TASK MATERIAL:

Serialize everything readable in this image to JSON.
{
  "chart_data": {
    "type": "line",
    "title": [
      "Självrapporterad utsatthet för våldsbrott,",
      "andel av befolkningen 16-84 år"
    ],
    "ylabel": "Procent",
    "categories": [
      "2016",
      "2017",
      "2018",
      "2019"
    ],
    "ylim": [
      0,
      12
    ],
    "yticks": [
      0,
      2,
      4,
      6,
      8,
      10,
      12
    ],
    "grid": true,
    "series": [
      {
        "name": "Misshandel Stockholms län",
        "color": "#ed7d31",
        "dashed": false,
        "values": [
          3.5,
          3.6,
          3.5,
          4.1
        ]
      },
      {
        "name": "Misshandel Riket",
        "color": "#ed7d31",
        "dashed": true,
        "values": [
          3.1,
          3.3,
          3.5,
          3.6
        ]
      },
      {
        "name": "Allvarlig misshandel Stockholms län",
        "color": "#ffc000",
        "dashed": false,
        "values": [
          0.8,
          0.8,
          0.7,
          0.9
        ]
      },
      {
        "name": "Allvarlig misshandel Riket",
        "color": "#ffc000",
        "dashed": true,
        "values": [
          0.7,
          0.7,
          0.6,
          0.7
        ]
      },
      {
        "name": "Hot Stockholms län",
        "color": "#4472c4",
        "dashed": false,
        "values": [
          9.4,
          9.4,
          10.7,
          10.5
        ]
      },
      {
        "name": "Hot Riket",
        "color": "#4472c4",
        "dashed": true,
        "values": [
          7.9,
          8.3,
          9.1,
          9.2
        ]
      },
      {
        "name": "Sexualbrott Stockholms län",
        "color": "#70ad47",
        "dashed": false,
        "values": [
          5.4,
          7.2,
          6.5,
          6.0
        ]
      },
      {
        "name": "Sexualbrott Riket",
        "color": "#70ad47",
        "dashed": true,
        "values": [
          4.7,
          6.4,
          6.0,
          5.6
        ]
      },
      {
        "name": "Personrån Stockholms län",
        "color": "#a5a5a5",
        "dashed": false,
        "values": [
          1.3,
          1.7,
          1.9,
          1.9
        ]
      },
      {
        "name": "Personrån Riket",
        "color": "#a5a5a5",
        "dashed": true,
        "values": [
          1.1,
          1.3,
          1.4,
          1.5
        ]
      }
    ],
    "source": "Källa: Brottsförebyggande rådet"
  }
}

SET PROBLEM: Output every record above exactly as it appears.

IN RESPONSE:
Serialize everything readable in this image to JSON.
{
  "chart_data": {
    "type": "line",
    "title": [
      "Självrapporterad utsatthet för våldsbrott,",
      "andel av befolkningen 16-84 år"
    ],
    "ylabel": "Procent",
    "categories": [
      "2016",
      "2017",
      "2018",
      "2019"
    ],
    "ylim": [
      0,
      12
    ],
    "yticks": [
      0,
      2,
      4,
      6,
      8,
      10,
      12
    ],
    "grid": true,
    "series": [
      {
        "name": "Misshandel Stockholms län",
        "color": "#ed7d31",
        "dashed": false,
        "values": [
          3.5,
          3.6,
          3.5,
          4.1
        ]
      },
      {
        "name": "Misshandel Riket",
        "color": "#ed7d31",
        "dashed": true,
        "values": [
          3.1,
          3.3,
          3.5,
          3.6
        ]
      },
      {
        "name": "Allvarlig misshandel Stockholms län",
        "color": "#ffc000",
        "dashed": false,
        "values": [
          0.8,
          0.8,
          0.7,
          0.9
        ]
      },
      {
        "name": "Allvarlig misshandel Riket",
        "color": "#ffc000",
        "dashed": true,
        "values": [
          0.7,
          0.7,
          0.6,
          0.7
        ]
      },
      {
        "name": "Hot Stockholms län",
        "color": "#4472c4",
        "dashed": false,
        "values": [
          9.4,
          9.4,
          10.7,
          10.5
        ]
      },
      {
        "name": "Hot Riket",
        "color": "#4472c4",
        "dashed": true,
        "values": [
          7.9,
          8.3,
          9.1,
          9.2
        ]
      },
      {
        "name": "Sexualbrott Stockholms län",
        "color": "#70ad47",
        "dashed": false,
        "values": [
          5.4,
          7.2,
          6.5,
          6.0
        ]
      },
      {
        "name": "Sexualbrott Riket",
        "color": "#70ad47",
        "dashed": true,
        "values": [
          4.7,
          6.4,
          6.0,
          5.6
        ]
      },
      {
        "name": "Personrån Stockholms län",
        "color": "#a5a5a5",
        "dashed": false,
        "values": [
          1.3,
          1.7,
          1.9,
          1.9
        ]
      },
      {
        "name": "Personrån Riket",
        "color": "#a5a5a5",
        "dashed": true,
        "values": [
          1.1,
          1.3,
          1.4,
          1.5
        ]
      }
    ],
    "source": "Källa: Brottsförebyggande rådet"
  }
}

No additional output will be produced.